EXERCISE AIM: Nothing in the data should change when you return it, but leave the pictures out.
══ DATA PROVIDED
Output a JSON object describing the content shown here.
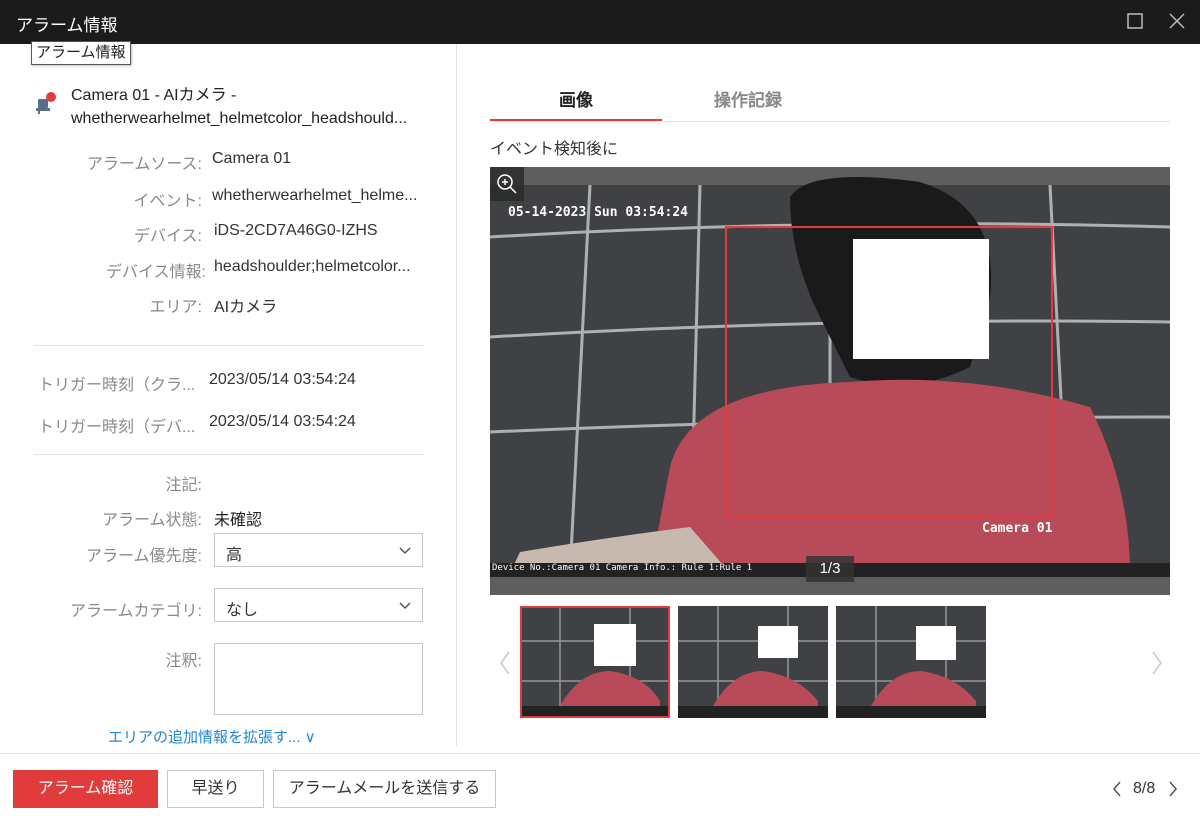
{
  "window": {
    "title": "アラーム情報",
    "tooltip": "アラーム情報"
  },
  "camera_header": {
    "line1": "Camera 01 - AIカメラ -",
    "line2": "whetherwearhelmet_helmetcolor_headshould..."
  },
  "details": [
    {
      "label": "アラームソース:",
      "value": "Camera 01"
    },
    {
      "label": "イベント:",
      "value": "whetherwearhelmet_helme..."
    },
    {
      "label": "デバイス:",
      "value": "iDS-2CD7A46G0-IZHS"
    },
    {
      "label": "デバイス情報:",
      "value": "headshoulder;helmetcolor..."
    },
    {
      "label": "エリア:",
      "value": "AIカメラ"
    }
  ],
  "triggers": [
    {
      "label": "トリガー時刻（クラ...",
      "value": "2023/05/14 03:54:24"
    },
    {
      "label": "トリガー時刻（デバ...",
      "value": "2023/05/14 03:54:24"
    }
  ],
  "form": {
    "note_label": "注記:",
    "status_label": "アラーム状態:",
    "status_value": "未確認",
    "priority_label": "アラーム優先度:",
    "priority_value": "高",
    "category_label": "アラームカテゴリ:",
    "category_value": "なし",
    "remark_label": "注釈:",
    "expand_link": "エリアの追加情報を拡張す... ∨"
  },
  "tabs": [
    {
      "label": "画像",
      "active": true
    },
    {
      "label": "操作記録",
      "active": false
    }
  ],
  "image_section": {
    "label": "イベント検知後に",
    "osd_time": "05-14-2023 Sun 03:54:24",
    "osd_camera": "Camera 01",
    "osd_info": "Device No.:Camera 01     Camera Info.:        Rule 1:Rule 1",
    "counter": "1/3",
    "thumbnail_count": 3,
    "active_thumbnail": 1
  },
  "buttons": {
    "confirm": "アラーム確認",
    "fast_forward": "早送り",
    "send_mail": "アラームメールを送信する"
  },
  "pager": {
    "value": "8/8"
  },
  "colors": {
    "accent": "#e23b3b",
    "titlebar": "#1b1b1b",
    "link": "#1f86d6"
  }
}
════
TASK RESPONSE:
Output a JSON object describing the content shown here.
{
  "window": {
    "title": "アラーム情報",
    "tooltip": "アラーム情報"
  },
  "camera_header": {
    "line1": "Camera 01 - AIカメラ -",
    "line2": "whetherwearhelmet_helmetcolor_headshould..."
  },
  "details": [
    {
      "label": "アラームソース:",
      "value": "Camera 01"
    },
    {
      "label": "イベント:",
      "value": "whetherwearhelmet_helme..."
    },
    {
      "label": "デバイス:",
      "value": "iDS-2CD7A46G0-IZHS"
    },
    {
      "label": "デバイス情報:",
      "value": "headshoulder;helmetcolor..."
    },
    {
      "label": "エリア:",
      "value": "AIカメラ"
    }
  ],
  "triggers": [
    {
      "label": "トリガー時刻（クラ...",
      "value": "2023/05/14 03:54:24"
    },
    {
      "label": "トリガー時刻（デバ...",
      "value": "2023/05/14 03:54:24"
    }
  ],
  "form": {
    "note_label": "注記:",
    "status_label": "アラーム状態:",
    "status_value": "未確認",
    "priority_label": "アラーム優先度:",
    "priority_value": "高",
    "category_label": "アラームカテゴリ:",
    "category_value": "なし",
    "remark_label": "注釈:",
    "expand_link": "エリアの追加情報を拡張す... ∨"
  },
  "tabs": [
    {
      "label": "画像",
      "active": true
    },
    {
      "label": "操作記録",
      "active": false
    }
  ],
  "image_section": {
    "label": "イベント検知後に",
    "osd_time": "05-14-2023 Sun 03:54:24",
    "osd_camera": "Camera 01",
    "osd_info": "Device No.:Camera 01     Camera Info.:        Rule 1:Rule 1",
    "counter": "1/3",
    "thumbnail_count": 3,
    "active_thumbnail": 1
  },
  "buttons": {
    "confirm": "アラーム確認",
    "fast_forward": "早送り",
    "send_mail": "アラームメールを送信する"
  },
  "pager": {
    "value": "8/8"
  },
  "colors": {
    "accent": "#e23b3b",
    "titlebar": "#1b1b1b",
    "link": "#1f86d6"
  }
}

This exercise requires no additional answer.